Present every line in which the string "must" appears.

## INPUT ROWS
□ □ □
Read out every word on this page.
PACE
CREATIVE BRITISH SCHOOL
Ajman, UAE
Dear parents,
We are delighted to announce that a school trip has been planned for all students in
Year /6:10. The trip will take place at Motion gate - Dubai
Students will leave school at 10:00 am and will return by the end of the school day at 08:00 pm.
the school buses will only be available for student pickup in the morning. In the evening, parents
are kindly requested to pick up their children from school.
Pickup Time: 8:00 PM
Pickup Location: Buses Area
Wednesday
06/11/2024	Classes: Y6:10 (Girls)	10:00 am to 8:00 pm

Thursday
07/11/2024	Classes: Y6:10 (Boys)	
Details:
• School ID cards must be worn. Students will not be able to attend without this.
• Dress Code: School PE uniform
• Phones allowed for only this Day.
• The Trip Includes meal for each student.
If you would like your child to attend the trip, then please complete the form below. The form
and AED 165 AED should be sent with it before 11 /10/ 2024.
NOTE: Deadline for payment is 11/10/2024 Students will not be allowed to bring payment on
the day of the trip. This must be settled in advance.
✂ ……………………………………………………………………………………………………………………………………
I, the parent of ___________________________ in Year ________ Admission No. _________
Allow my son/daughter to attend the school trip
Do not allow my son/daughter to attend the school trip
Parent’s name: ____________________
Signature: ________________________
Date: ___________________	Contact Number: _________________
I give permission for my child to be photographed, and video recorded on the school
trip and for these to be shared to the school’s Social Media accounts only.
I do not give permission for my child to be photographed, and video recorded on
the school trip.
□ □ □
## FINAL ANSWER
• School ID cards must be worn. Students will not be able to attend without this.
the day of the trip. This must be settled in advance.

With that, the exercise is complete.